** start Listed entries **

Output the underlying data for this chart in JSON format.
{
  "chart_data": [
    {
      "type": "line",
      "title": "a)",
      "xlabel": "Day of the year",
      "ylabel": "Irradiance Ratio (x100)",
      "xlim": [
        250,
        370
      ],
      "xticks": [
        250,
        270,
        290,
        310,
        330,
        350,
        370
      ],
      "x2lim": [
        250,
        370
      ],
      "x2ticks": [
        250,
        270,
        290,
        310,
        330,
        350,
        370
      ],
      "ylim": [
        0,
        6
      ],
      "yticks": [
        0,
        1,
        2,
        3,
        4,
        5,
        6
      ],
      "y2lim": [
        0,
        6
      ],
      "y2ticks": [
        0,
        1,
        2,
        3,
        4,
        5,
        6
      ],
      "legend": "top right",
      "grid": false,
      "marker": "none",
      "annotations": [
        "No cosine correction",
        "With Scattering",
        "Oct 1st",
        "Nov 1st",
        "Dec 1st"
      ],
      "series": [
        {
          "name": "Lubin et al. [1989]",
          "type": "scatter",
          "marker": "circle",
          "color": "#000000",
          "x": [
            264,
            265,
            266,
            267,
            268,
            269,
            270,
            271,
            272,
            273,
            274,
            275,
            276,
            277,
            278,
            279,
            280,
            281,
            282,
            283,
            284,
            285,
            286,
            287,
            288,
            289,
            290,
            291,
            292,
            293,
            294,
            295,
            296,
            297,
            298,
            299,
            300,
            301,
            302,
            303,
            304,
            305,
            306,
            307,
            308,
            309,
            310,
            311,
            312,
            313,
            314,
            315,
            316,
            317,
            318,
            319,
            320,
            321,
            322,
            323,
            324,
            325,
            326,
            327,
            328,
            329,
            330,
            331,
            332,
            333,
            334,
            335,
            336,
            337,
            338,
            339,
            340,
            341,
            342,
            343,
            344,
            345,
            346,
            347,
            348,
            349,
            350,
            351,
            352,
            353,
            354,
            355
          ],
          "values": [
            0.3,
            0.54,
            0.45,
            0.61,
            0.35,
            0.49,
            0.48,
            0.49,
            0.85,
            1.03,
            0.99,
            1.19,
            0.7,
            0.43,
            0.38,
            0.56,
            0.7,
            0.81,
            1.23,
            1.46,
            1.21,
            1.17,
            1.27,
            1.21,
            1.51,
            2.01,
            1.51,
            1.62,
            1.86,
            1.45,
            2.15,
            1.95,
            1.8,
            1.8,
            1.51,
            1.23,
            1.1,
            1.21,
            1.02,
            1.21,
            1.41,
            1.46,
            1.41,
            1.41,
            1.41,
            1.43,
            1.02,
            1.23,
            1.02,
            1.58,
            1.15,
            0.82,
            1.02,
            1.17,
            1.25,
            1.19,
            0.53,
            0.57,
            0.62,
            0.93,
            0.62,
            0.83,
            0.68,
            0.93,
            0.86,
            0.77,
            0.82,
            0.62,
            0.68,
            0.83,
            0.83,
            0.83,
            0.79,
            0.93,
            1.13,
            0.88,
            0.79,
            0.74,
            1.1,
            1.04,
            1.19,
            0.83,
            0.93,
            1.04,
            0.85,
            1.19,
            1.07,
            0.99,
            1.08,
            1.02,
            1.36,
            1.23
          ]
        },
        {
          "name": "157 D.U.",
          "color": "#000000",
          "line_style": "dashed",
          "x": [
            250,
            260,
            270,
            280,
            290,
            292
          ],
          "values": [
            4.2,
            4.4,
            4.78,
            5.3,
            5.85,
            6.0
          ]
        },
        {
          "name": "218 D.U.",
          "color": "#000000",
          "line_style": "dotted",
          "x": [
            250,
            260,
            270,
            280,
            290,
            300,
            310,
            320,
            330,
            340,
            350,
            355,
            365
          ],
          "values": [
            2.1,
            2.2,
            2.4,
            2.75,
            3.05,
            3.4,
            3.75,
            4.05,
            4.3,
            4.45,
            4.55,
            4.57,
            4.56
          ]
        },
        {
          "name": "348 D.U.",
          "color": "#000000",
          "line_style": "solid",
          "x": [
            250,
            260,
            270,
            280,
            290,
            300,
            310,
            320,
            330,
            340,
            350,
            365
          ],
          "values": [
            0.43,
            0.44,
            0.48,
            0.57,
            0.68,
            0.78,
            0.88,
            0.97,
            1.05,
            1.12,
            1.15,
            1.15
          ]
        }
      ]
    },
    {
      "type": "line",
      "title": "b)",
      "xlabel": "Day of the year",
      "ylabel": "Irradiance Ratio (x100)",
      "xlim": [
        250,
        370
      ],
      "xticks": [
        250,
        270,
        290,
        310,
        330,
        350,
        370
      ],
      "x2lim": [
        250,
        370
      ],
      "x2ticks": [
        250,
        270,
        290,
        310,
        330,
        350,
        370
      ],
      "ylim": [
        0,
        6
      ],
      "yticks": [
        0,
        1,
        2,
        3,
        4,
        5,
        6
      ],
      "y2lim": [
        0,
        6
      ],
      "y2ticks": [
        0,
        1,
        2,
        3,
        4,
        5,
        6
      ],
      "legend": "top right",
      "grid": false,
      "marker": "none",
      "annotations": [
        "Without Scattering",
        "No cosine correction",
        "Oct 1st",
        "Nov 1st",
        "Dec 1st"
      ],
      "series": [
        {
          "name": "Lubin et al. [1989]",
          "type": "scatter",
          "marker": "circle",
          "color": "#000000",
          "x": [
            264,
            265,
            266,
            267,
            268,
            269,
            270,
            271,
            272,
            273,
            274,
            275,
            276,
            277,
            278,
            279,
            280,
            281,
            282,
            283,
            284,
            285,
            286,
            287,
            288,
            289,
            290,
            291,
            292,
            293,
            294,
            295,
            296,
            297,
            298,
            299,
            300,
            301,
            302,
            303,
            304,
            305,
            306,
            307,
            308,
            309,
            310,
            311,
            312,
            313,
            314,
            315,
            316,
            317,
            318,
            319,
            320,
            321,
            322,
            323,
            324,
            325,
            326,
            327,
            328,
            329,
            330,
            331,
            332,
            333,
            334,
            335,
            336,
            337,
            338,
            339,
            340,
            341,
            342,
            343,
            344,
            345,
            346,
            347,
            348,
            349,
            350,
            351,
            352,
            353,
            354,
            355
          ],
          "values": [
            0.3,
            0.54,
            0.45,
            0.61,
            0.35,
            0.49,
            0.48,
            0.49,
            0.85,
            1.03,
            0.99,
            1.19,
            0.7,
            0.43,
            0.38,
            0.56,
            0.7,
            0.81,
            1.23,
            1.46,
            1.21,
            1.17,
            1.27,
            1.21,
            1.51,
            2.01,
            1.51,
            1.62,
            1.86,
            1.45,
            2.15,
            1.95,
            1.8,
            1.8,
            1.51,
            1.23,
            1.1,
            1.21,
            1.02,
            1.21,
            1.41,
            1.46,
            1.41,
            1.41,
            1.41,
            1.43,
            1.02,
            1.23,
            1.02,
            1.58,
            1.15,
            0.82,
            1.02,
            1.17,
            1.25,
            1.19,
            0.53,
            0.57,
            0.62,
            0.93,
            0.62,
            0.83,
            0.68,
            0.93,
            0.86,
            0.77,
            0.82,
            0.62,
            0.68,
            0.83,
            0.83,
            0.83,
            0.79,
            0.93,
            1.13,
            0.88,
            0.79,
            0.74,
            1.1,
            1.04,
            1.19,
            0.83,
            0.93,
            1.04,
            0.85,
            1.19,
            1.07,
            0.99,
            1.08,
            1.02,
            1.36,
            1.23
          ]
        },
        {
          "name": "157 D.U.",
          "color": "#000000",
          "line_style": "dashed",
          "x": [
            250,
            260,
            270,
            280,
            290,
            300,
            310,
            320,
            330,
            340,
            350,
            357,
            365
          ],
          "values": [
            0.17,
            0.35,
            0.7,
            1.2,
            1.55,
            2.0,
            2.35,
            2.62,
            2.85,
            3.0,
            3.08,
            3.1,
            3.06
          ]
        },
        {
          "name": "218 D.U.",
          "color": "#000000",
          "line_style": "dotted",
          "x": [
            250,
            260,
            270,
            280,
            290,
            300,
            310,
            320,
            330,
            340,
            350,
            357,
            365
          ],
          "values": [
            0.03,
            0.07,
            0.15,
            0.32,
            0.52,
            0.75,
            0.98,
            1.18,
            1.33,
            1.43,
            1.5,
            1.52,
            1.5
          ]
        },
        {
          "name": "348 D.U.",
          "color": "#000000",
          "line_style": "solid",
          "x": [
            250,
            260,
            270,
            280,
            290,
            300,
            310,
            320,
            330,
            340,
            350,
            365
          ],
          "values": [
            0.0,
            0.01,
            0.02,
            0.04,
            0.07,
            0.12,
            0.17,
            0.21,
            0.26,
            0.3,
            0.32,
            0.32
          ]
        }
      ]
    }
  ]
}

** end Listed entries **

→ Problem details: Determine how many lines in the data above contain the string "Scattering". Give nothing except the number.

→ Written response: 2